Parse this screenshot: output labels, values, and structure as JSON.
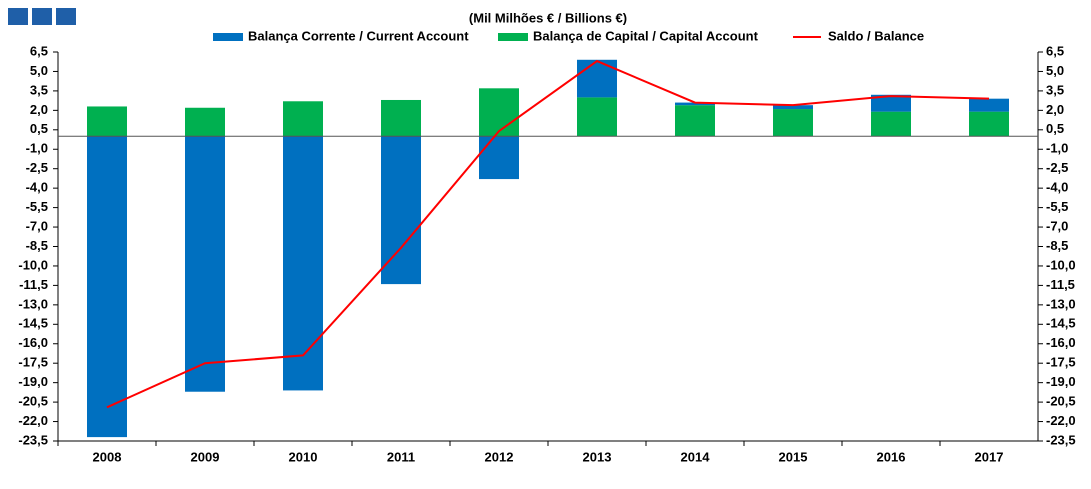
{
  "chart_data": {
    "type": "bar",
    "title": "(Mil Milhões € / Billions €)",
    "categories": [
      "2008",
      "2009",
      "2010",
      "2011",
      "2012",
      "2013",
      "2014",
      "2015",
      "2016",
      "2017"
    ],
    "series": [
      {
        "name": "Balança Corrente / Current Account",
        "color": "#0070c0",
        "type": "bar",
        "values": [
          -23.2,
          -19.7,
          -19.6,
          -11.4,
          -3.3,
          2.9,
          0.2,
          0.3,
          1.3,
          1.0
        ]
      },
      {
        "name": "Balança de Capital / Capital Account",
        "color": "#00b050",
        "type": "bar",
        "values": [
          2.3,
          2.2,
          2.7,
          2.8,
          3.7,
          3.0,
          2.4,
          2.1,
          1.9,
          1.9
        ]
      },
      {
        "name": "Saldo / Balance",
        "color": "#ff0000",
        "type": "line",
        "values": [
          -20.9,
          -17.5,
          -16.9,
          -8.6,
          0.4,
          5.8,
          2.6,
          2.4,
          3.1,
          2.9
        ]
      }
    ],
    "ylim": [
      -23.5,
      6.5
    ],
    "yticks": [
      {
        "value": 6.5,
        "label": "6,5"
      },
      {
        "value": 5.0,
        "label": "5,0"
      },
      {
        "value": 3.5,
        "label": "3,5"
      },
      {
        "value": 2.0,
        "label": "2,0"
      },
      {
        "value": 0.5,
        "label": "0,5"
      },
      {
        "value": -1.0,
        "label": "-1,0"
      },
      {
        "value": -2.5,
        "label": "-2,5"
      },
      {
        "value": -4.0,
        "label": "-4,0"
      },
      {
        "value": -5.5,
        "label": "-5,5"
      },
      {
        "value": -7.0,
        "label": "-7,0"
      },
      {
        "value": -8.5,
        "label": "-8,5"
      },
      {
        "value": -10.0,
        "label": "-10,0"
      },
      {
        "value": -11.5,
        "label": "-11,5"
      },
      {
        "value": -13.0,
        "label": "-13,0"
      },
      {
        "value": -14.5,
        "label": "-14,5"
      },
      {
        "value": -16.0,
        "label": "-16,0"
      },
      {
        "value": -17.5,
        "label": "-17,5"
      },
      {
        "value": -19.0,
        "label": "-19,0"
      },
      {
        "value": -20.5,
        "label": "-20,5"
      },
      {
        "value": -22.0,
        "label": "-22,0"
      },
      {
        "value": -23.5,
        "label": "-23,5"
      }
    ],
    "legend": "top"
  }
}
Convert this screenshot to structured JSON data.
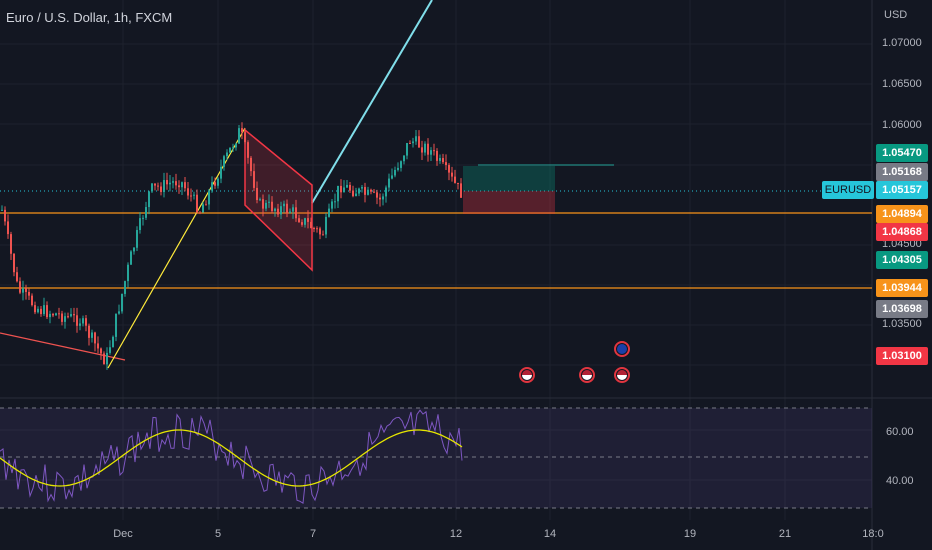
{
  "header": {
    "symbol_title": "Euro / U.S. Dollar, 1h, FXCM",
    "currency": "USD"
  },
  "price_axis": {
    "ticks": [
      "1.07000",
      "1.06500",
      "1.06000",
      "1.04500",
      "1.03500"
    ],
    "badges": [
      {
        "value": "1.05470",
        "color": "#089981"
      },
      {
        "value": "1.05168",
        "color": "#787b86"
      },
      {
        "value": "1.05157",
        "color": "#26c6da"
      },
      {
        "value": "1.04894",
        "color": "#f7931a"
      },
      {
        "value": "1.04868",
        "color": "#f23645"
      },
      {
        "value": "1.04305",
        "color": "#089981"
      },
      {
        "value": "1.03944",
        "color": "#f7931a"
      },
      {
        "value": "1.03698",
        "color": "#787b86"
      },
      {
        "value": "1.03100",
        "color": "#f23645"
      }
    ],
    "symbol_label": "EURUSD"
  },
  "rsi_axis": {
    "ticks": [
      "60.00",
      "40.00"
    ]
  },
  "time_axis": {
    "ticks": [
      "Dec",
      "5",
      "7",
      "12",
      "14",
      "19",
      "21",
      "18:0"
    ]
  },
  "events": [
    {
      "icon": "us-flag-icon",
      "country": "US"
    },
    {
      "icon": "us-flag-icon",
      "country": "US"
    },
    {
      "icon": "eu-flag-icon",
      "country": "EU"
    },
    {
      "icon": "us-flag-icon",
      "country": "US"
    }
  ],
  "colors": {
    "background": "#131722",
    "up_candle": "#26a69a",
    "down_candle": "#ef5350",
    "horizontal_level": "#f7931a",
    "trend_line": "#80deea",
    "rsi_line": "#7e57c2",
    "rsi_ma": "#e6e600"
  }
}
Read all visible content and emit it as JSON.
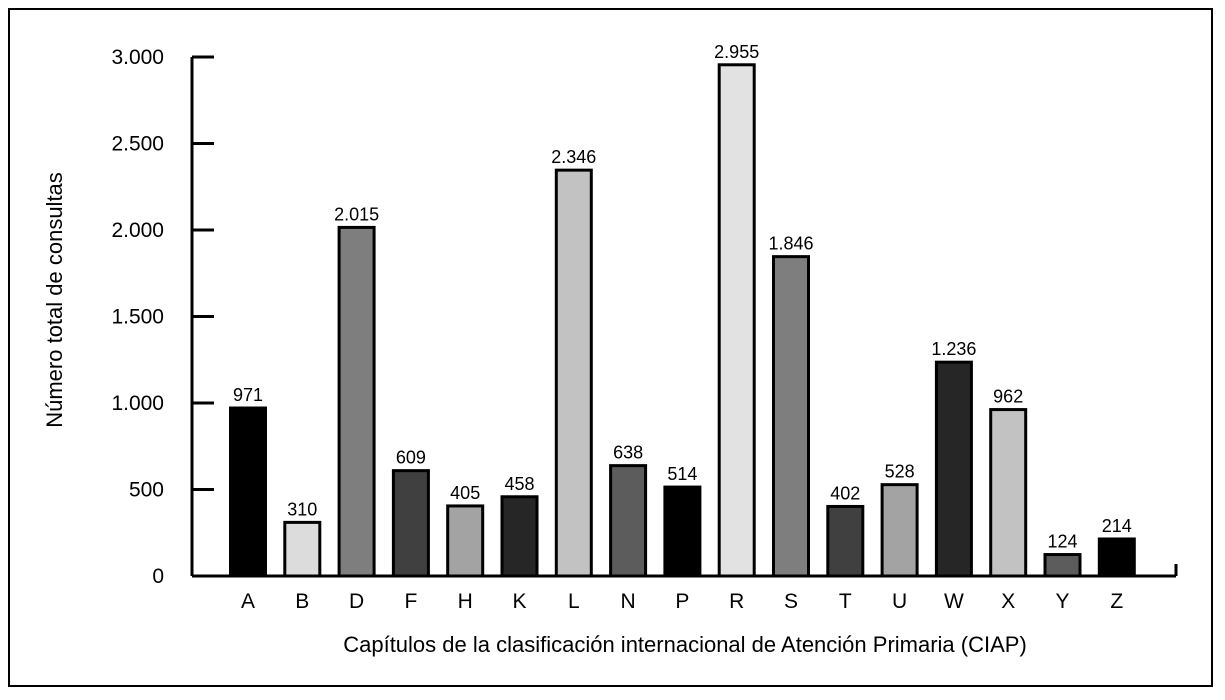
{
  "chart_data": {
    "type": "bar",
    "categories": [
      "A",
      "B",
      "D",
      "F",
      "H",
      "K",
      "L",
      "N",
      "P",
      "R",
      "S",
      "T",
      "U",
      "W",
      "X",
      "Y",
      "Z"
    ],
    "values": [
      971,
      310,
      2015,
      609,
      405,
      458,
      2346,
      638,
      514,
      2955,
      1846,
      402,
      528,
      1236,
      962,
      124,
      214
    ],
    "value_labels": [
      "971",
      "310",
      "2.015",
      "609",
      "405",
      "458",
      "2.346",
      "638",
      "514",
      "2.955",
      "1.846",
      "402",
      "528",
      "1.236",
      "962",
      "124",
      "214"
    ],
    "bar_colors": [
      "#000000",
      "#dcdcdc",
      "#7e7e7e",
      "#404040",
      "#a3a3a3",
      "#262626",
      "#c2c2c2",
      "#5c5c5c",
      "#000000",
      "#e2e2e2",
      "#7e7e7e",
      "#404040",
      "#a3a3a3",
      "#262626",
      "#c2c2c2",
      "#5c5c5c",
      "#000000"
    ],
    "xlabel": "Capítulos de la clasificación internacional de Atención Primaria (CIAP)",
    "ylabel": "Número total de consultas",
    "ylim": [
      0,
      3000
    ],
    "yticks": [
      0,
      500,
      1000,
      1500,
      2000,
      2500,
      3000
    ],
    "ytick_labels": [
      "0",
      "500",
      "1.000",
      "1.500",
      "2.000",
      "2.500",
      "3.000"
    ],
    "grid": false,
    "legend": "none"
  }
}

EXERCISE INSTRUCTIONS:
Copy the records exactly. Skip the pictures.

RESPONSE:
Parse this screenshot: output labels, values, and structure as JSON.
{
  "chart_data": {
    "type": "bar",
    "title": "(Mil Milhões € / Billions €)",
    "categories": [
      "2008",
      "2009",
      "2010",
      "2011",
      "2012",
      "2013",
      "2014",
      "2015",
      "2016",
      "2017"
    ],
    "series": [
      {
        "name": "Balança Corrente / Current Account",
        "color": "#0070c0",
        "type": "bar",
        "values": [
          -23.2,
          -19.7,
          -19.6,
          -11.4,
          -3.3,
          2.9,
          0.2,
          0.3,
          1.3,
          1.0
        ]
      },
      {
        "name": "Balança de Capital / Capital Account",
        "color": "#00b050",
        "type": "bar",
        "values": [
          2.3,
          2.2,
          2.7,
          2.8,
          3.7,
          3.0,
          2.4,
          2.1,
          1.9,
          1.9
        ]
      },
      {
        "name": "Saldo / Balance",
        "color": "#ff0000",
        "type": "line",
        "values": [
          -20.9,
          -17.5,
          -16.9,
          -8.6,
          0.4,
          5.8,
          2.6,
          2.4,
          3.1,
          2.9
        ]
      }
    ],
    "ylim": [
      -23.5,
      6.5
    ],
    "yticks": [
      {
        "value": 6.5,
        "label": "6,5"
      },
      {
        "value": 5.0,
        "label": "5,0"
      },
      {
        "value": 3.5,
        "label": "3,5"
      },
      {
        "value": 2.0,
        "label": "2,0"
      },
      {
        "value": 0.5,
        "label": "0,5"
      },
      {
        "value": -1.0,
        "label": "-1,0"
      },
      {
        "value": -2.5,
        "label": "-2,5"
      },
      {
        "value": -4.0,
        "label": "-4,0"
      },
      {
        "value": -5.5,
        "label": "-5,5"
      },
      {
        "value": -7.0,
        "label": "-7,0"
      },
      {
        "value": -8.5,
        "label": "-8,5"
      },
      {
        "value": -10.0,
        "label": "-10,0"
      },
      {
        "value": -11.5,
        "label": "-11,5"
      },
      {
        "value": -13.0,
        "label": "-13,0"
      },
      {
        "value": -14.5,
        "label": "-14,5"
      },
      {
        "value": -16.0,
        "label": "-16,0"
      },
      {
        "value": -17.5,
        "label": "-17,5"
      },
      {
        "value": -19.0,
        "label": "-19,0"
      },
      {
        "value": -20.5,
        "label": "-20,5"
      },
      {
        "value": -22.0,
        "label": "-22,0"
      },
      {
        "value": -23.5,
        "label": "-23,5"
      }
    ],
    "legend": "top"
  }
}
Convert this screenshot to structured JSON data.
{
  "header": {
    "symbol_title": "Euro / U.S. Dollar, 1h, FXCM",
    "currency": "USD"
  },
  "price_axis": {
    "ticks": [
      "1.07000",
      "1.06500",
      "1.06000",
      "1.04500",
      "1.03500"
    ],
    "badges": [
      {
        "value": "1.05470",
        "color": "#089981"
      },
      {
        "value": "1.05168",
        "color": "#787b86"
      },
      {
        "value": "1.05157",
        "color": "#26c6da"
      },
      {
        "value": "1.04894",
        "color": "#f7931a"
      },
      {
        "value": "1.04868",
        "color": "#f23645"
      },
      {
        "value": "1.04305",
        "color": "#089981"
      },
      {
        "value": "1.03944",
        "color": "#f7931a"
      },
      {
        "value": "1.03698",
        "color": "#787b86"
      },
      {
        "value": "1.03100",
        "color": "#f23645"
      }
    ],
    "symbol_label": "EURUSD"
  },
  "rsi_axis": {
    "ticks": [
      "60.00",
      "40.00"
    ]
  },
  "time_axis": {
    "ticks": [
      "Dec",
      "5",
      "7",
      "12",
      "14",
      "19",
      "21",
      "18:0"
    ]
  },
  "events": [
    {
      "icon": "us-flag-icon",
      "country": "US"
    },
    {
      "icon": "us-flag-icon",
      "country": "US"
    },
    {
      "icon": "eu-flag-icon",
      "country": "EU"
    },
    {
      "icon": "us-flag-icon",
      "country": "US"
    }
  ],
  "colors": {
    "background": "#131722",
    "up_candle": "#26a69a",
    "down_candle": "#ef5350",
    "horizontal_level": "#f7931a",
    "trend_line": "#80deea",
    "rsi_line": "#7e57c2",
    "rsi_ma": "#e6e600"
  }
}
Read all visible content and emit it as JSON.
{
  "chart_data": {
    "type": "bar",
    "categories": [
      "A",
      "B",
      "D",
      "F",
      "H",
      "K",
      "L",
      "N",
      "P",
      "R",
      "S",
      "T",
      "U",
      "W",
      "X",
      "Y",
      "Z"
    ],
    "values": [
      971,
      310,
      2015,
      609,
      405,
      458,
      2346,
      638,
      514,
      2955,
      1846,
      402,
      528,
      1236,
      962,
      124,
      214
    ],
    "value_labels": [
      "971",
      "310",
      "2.015",
      "609",
      "405",
      "458",
      "2.346",
      "638",
      "514",
      "2.955",
      "1.846",
      "402",
      "528",
      "1.236",
      "962",
      "124",
      "214"
    ],
    "bar_colors": [
      "#000000",
      "#dcdcdc",
      "#7e7e7e",
      "#404040",
      "#a3a3a3",
      "#262626",
      "#c2c2c2",
      "#5c5c5c",
      "#000000",
      "#e2e2e2",
      "#7e7e7e",
      "#404040",
      "#a3a3a3",
      "#262626",
      "#c2c2c2",
      "#5c5c5c",
      "#000000"
    ],
    "xlabel": "Capítulos de la clasificación internacional de Atención Primaria (CIAP)",
    "ylabel": "Número total de consultas",
    "ylim": [
      0,
      3000
    ],
    "yticks": [
      0,
      500,
      1000,
      1500,
      2000,
      2500,
      3000
    ],
    "ytick_labels": [
      "0",
      "500",
      "1.000",
      "1.500",
      "2.000",
      "2.500",
      "3.000"
    ],
    "grid": false,
    "legend": "none"
  }
}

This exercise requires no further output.